» **Entries supplied**:
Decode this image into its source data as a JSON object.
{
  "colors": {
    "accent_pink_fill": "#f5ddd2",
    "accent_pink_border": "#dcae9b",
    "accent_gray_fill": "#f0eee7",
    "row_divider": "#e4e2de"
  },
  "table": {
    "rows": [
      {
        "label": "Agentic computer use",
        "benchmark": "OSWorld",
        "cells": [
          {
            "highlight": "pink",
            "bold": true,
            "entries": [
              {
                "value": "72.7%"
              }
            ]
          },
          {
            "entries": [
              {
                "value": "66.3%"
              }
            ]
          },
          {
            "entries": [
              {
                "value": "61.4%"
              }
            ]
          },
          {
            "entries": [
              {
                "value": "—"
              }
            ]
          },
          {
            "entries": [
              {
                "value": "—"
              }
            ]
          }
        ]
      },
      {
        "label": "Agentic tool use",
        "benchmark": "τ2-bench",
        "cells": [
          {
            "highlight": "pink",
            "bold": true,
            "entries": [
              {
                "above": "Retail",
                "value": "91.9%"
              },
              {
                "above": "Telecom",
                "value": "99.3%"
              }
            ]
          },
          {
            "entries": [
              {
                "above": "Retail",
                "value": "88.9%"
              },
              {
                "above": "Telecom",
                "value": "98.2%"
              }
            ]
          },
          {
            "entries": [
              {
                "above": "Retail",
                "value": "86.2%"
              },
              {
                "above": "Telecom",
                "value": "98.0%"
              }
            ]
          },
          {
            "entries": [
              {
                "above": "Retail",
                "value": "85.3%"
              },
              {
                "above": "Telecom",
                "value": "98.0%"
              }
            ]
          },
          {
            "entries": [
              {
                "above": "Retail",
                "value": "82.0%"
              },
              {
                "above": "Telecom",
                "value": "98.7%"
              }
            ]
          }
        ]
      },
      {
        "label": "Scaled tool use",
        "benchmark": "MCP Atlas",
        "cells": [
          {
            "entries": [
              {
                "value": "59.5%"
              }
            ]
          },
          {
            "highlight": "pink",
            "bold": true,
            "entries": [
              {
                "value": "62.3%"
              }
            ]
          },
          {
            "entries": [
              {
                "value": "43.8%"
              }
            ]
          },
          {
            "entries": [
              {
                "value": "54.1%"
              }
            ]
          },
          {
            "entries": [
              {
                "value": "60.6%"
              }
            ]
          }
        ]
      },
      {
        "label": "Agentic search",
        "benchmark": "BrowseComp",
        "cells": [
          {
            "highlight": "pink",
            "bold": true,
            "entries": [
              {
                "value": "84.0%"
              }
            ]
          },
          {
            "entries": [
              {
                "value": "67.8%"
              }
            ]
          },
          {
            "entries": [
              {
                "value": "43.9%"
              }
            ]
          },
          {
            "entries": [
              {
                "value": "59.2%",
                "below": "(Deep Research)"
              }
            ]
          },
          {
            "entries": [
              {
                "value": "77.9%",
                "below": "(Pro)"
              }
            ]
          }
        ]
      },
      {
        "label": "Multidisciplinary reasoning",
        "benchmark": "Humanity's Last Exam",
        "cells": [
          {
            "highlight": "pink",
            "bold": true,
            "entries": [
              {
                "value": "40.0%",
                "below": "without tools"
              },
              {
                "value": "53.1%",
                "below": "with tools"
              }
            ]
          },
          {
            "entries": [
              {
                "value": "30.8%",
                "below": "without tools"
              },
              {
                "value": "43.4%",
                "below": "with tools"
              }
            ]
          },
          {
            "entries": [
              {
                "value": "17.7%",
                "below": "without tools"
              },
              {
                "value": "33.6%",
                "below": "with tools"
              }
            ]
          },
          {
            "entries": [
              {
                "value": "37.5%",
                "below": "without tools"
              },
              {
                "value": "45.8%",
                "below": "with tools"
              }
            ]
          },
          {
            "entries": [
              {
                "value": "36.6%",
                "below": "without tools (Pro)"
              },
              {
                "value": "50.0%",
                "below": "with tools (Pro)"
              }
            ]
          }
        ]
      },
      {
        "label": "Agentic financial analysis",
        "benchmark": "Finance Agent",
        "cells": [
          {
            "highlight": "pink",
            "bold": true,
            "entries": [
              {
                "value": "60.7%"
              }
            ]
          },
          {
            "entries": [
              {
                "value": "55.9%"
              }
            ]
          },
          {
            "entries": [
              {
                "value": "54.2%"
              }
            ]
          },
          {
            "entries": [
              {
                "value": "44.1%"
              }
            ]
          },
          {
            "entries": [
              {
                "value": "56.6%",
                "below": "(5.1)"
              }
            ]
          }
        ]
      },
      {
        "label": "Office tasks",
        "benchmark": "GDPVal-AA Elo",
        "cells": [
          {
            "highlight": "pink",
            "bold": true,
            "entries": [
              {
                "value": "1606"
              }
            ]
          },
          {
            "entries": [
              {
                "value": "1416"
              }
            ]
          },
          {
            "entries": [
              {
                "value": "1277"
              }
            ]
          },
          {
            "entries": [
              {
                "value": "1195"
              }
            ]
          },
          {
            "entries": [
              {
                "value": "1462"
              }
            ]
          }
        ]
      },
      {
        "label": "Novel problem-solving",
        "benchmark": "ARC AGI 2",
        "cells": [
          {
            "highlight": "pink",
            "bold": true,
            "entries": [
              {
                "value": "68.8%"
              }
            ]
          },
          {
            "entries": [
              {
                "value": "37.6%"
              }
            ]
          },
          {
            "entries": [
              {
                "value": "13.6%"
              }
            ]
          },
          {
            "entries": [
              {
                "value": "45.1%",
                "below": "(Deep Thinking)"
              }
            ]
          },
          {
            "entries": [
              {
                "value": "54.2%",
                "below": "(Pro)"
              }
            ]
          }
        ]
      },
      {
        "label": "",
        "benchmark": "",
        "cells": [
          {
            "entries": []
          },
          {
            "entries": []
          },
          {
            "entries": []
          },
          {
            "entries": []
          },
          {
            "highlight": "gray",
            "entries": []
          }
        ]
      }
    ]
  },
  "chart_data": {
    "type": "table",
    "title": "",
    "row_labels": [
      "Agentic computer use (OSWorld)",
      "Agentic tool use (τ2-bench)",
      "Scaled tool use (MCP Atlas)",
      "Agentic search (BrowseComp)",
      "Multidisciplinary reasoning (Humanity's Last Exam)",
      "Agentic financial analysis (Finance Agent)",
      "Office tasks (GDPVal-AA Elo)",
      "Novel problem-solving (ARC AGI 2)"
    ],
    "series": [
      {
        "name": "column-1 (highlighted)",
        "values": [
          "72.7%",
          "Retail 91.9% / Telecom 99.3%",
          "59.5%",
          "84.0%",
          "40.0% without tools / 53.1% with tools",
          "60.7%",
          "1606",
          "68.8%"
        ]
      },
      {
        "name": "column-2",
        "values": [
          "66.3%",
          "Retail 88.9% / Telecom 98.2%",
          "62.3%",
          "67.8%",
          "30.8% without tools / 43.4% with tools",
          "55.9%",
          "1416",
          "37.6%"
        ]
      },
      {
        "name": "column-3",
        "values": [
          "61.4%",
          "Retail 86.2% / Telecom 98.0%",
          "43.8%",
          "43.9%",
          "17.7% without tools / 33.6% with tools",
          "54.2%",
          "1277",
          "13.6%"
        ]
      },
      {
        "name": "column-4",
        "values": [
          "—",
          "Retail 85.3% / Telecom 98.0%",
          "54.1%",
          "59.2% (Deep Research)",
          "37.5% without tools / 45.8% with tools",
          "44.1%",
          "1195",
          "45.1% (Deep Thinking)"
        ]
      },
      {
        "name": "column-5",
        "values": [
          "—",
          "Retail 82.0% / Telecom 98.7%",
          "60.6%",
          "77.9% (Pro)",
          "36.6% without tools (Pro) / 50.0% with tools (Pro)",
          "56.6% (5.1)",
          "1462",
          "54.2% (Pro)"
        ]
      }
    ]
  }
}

» **Directive**:
Return each entry from above without altering a single character.

» **Reply to the task**:
Decode this image into its source data as a JSON object.
{
  "colors": {
    "accent_pink_fill": "#f5ddd2",
    "accent_pink_border": "#dcae9b",
    "accent_gray_fill": "#f0eee7",
    "row_divider": "#e4e2de"
  },
  "table": {
    "rows": [
      {
        "label": "Agentic computer use",
        "benchmark": "OSWorld",
        "cells": [
          {
            "highlight": "pink",
            "bold": true,
            "entries": [
              {
                "value": "72.7%"
              }
            ]
          },
          {
            "entries": [
              {
                "value": "66.3%"
              }
            ]
          },
          {
            "entries": [
              {
                "value": "61.4%"
              }
            ]
          },
          {
            "entries": [
              {
                "value": "—"
              }
            ]
          },
          {
            "entries": [
              {
                "value": "—"
              }
            ]
          }
        ]
      },
      {
        "label": "Agentic tool use",
        "benchmark": "τ2-bench",
        "cells": [
          {
            "highlight": "pink",
            "bold": true,
            "entries": [
              {
                "above": "Retail",
                "value": "91.9%"
              },
              {
                "above": "Telecom",
                "value": "99.3%"
              }
            ]
          },
          {
            "entries": [
              {
                "above": "Retail",
                "value": "88.9%"
              },
              {
                "above": "Telecom",
                "value": "98.2%"
              }
            ]
          },
          {
            "entries": [
              {
                "above": "Retail",
                "value": "86.2%"
              },
              {
                "above": "Telecom",
                "value": "98.0%"
              }
            ]
          },
          {
            "entries": [
              {
                "above": "Retail",
                "value": "85.3%"
              },
              {
                "above": "Telecom",
                "value": "98.0%"
              }
            ]
          },
          {
            "entries": [
              {
                "above": "Retail",
                "value": "82.0%"
              },
              {
                "above": "Telecom",
                "value": "98.7%"
              }
            ]
          }
        ]
      },
      {
        "label": "Scaled tool use",
        "benchmark": "MCP Atlas",
        "cells": [
          {
            "entries": [
              {
                "value": "59.5%"
              }
            ]
          },
          {
            "highlight": "pink",
            "bold": true,
            "entries": [
              {
                "value": "62.3%"
              }
            ]
          },
          {
            "entries": [
              {
                "value": "43.8%"
              }
            ]
          },
          {
            "entries": [
              {
                "value": "54.1%"
              }
            ]
          },
          {
            "entries": [
              {
                "value": "60.6%"
              }
            ]
          }
        ]
      },
      {
        "label": "Agentic search",
        "benchmark": "BrowseComp",
        "cells": [
          {
            "highlight": "pink",
            "bold": true,
            "entries": [
              {
                "value": "84.0%"
              }
            ]
          },
          {
            "entries": [
              {
                "value": "67.8%"
              }
            ]
          },
          {
            "entries": [
              {
                "value": "43.9%"
              }
            ]
          },
          {
            "entries": [
              {
                "value": "59.2%",
                "below": "(Deep Research)"
              }
            ]
          },
          {
            "entries": [
              {
                "value": "77.9%",
                "below": "(Pro)"
              }
            ]
          }
        ]
      },
      {
        "label": "Multidisciplinary reasoning",
        "benchmark": "Humanity's Last Exam",
        "cells": [
          {
            "highlight": "pink",
            "bold": true,
            "entries": [
              {
                "value": "40.0%",
                "below": "without tools"
              },
              {
                "value": "53.1%",
                "below": "with tools"
              }
            ]
          },
          {
            "entries": [
              {
                "value": "30.8%",
                "below": "without tools"
              },
              {
                "value": "43.4%",
                "below": "with tools"
              }
            ]
          },
          {
            "entries": [
              {
                "value": "17.7%",
                "below": "without tools"
              },
              {
                "value": "33.6%",
                "below": "with tools"
              }
            ]
          },
          {
            "entries": [
              {
                "value": "37.5%",
                "below": "without tools"
              },
              {
                "value": "45.8%",
                "below": "with tools"
              }
            ]
          },
          {
            "entries": [
              {
                "value": "36.6%",
                "below": "without tools (Pro)"
              },
              {
                "value": "50.0%",
                "below": "with tools (Pro)"
              }
            ]
          }
        ]
      },
      {
        "label": "Agentic financial analysis",
        "benchmark": "Finance Agent",
        "cells": [
          {
            "highlight": "pink",
            "bold": true,
            "entries": [
              {
                "value": "60.7%"
              }
            ]
          },
          {
            "entries": [
              {
                "value": "55.9%"
              }
            ]
          },
          {
            "entries": [
              {
                "value": "54.2%"
              }
            ]
          },
          {
            "entries": [
              {
                "value": "44.1%"
              }
            ]
          },
          {
            "entries": [
              {
                "value": "56.6%",
                "below": "(5.1)"
              }
            ]
          }
        ]
      },
      {
        "label": "Office tasks",
        "benchmark": "GDPVal-AA Elo",
        "cells": [
          {
            "highlight": "pink",
            "bold": true,
            "entries": [
              {
                "value": "1606"
              }
            ]
          },
          {
            "entries": [
              {
                "value": "1416"
              }
            ]
          },
          {
            "entries": [
              {
                "value": "1277"
              }
            ]
          },
          {
            "entries": [
              {
                "value": "1195"
              }
            ]
          },
          {
            "entries": [
              {
                "value": "1462"
              }
            ]
          }
        ]
      },
      {
        "label": "Novel problem-solving",
        "benchmark": "ARC AGI 2",
        "cells": [
          {
            "highlight": "pink",
            "bold": true,
            "entries": [
              {
                "value": "68.8%"
              }
            ]
          },
          {
            "entries": [
              {
                "value": "37.6%"
              }
            ]
          },
          {
            "entries": [
              {
                "value": "13.6%"
              }
            ]
          },
          {
            "entries": [
              {
                "value": "45.1%",
                "below": "(Deep Thinking)"
              }
            ]
          },
          {
            "entries": [
              {
                "value": "54.2%",
                "below": "(Pro)"
              }
            ]
          }
        ]
      },
      {
        "label": "",
        "benchmark": "",
        "cells": [
          {
            "entries": []
          },
          {
            "entries": []
          },
          {
            "entries": []
          },
          {
            "entries": []
          },
          {
            "highlight": "gray",
            "entries": []
          }
        ]
      }
    ]
  },
  "chart_data": {
    "type": "table",
    "title": "",
    "row_labels": [
      "Agentic computer use (OSWorld)",
      "Agentic tool use (τ2-bench)",
      "Scaled tool use (MCP Atlas)",
      "Agentic search (BrowseComp)",
      "Multidisciplinary reasoning (Humanity's Last Exam)",
      "Agentic financial analysis (Finance Agent)",
      "Office tasks (GDPVal-AA Elo)",
      "Novel problem-solving (ARC AGI 2)"
    ],
    "series": [
      {
        "name": "column-1 (highlighted)",
        "values": [
          "72.7%",
          "Retail 91.9% / Telecom 99.3%",
          "59.5%",
          "84.0%",
          "40.0% without tools / 53.1% with tools",
          "60.7%",
          "1606",
          "68.8%"
        ]
      },
      {
        "name": "column-2",
        "values": [
          "66.3%",
          "Retail 88.9% / Telecom 98.2%",
          "62.3%",
          "67.8%",
          "30.8% without tools / 43.4% with tools",
          "55.9%",
          "1416",
          "37.6%"
        ]
      },
      {
        "name": "column-3",
        "values": [
          "61.4%",
          "Retail 86.2% / Telecom 98.0%",
          "43.8%",
          "43.9%",
          "17.7% without tools / 33.6% with tools",
          "54.2%",
          "1277",
          "13.6%"
        ]
      },
      {
        "name": "column-4",
        "values": [
          "—",
          "Retail 85.3% / Telecom 98.0%",
          "54.1%",
          "59.2% (Deep Research)",
          "37.5% without tools / 45.8% with tools",
          "44.1%",
          "1195",
          "45.1% (Deep Thinking)"
        ]
      },
      {
        "name": "column-5",
        "values": [
          "—",
          "Retail 82.0% / Telecom 98.7%",
          "60.6%",
          "77.9% (Pro)",
          "36.6% without tools (Pro) / 50.0% with tools (Pro)",
          "56.6% (5.1)",
          "1462",
          "54.2% (Pro)"
        ]
      }
    ]
  }
}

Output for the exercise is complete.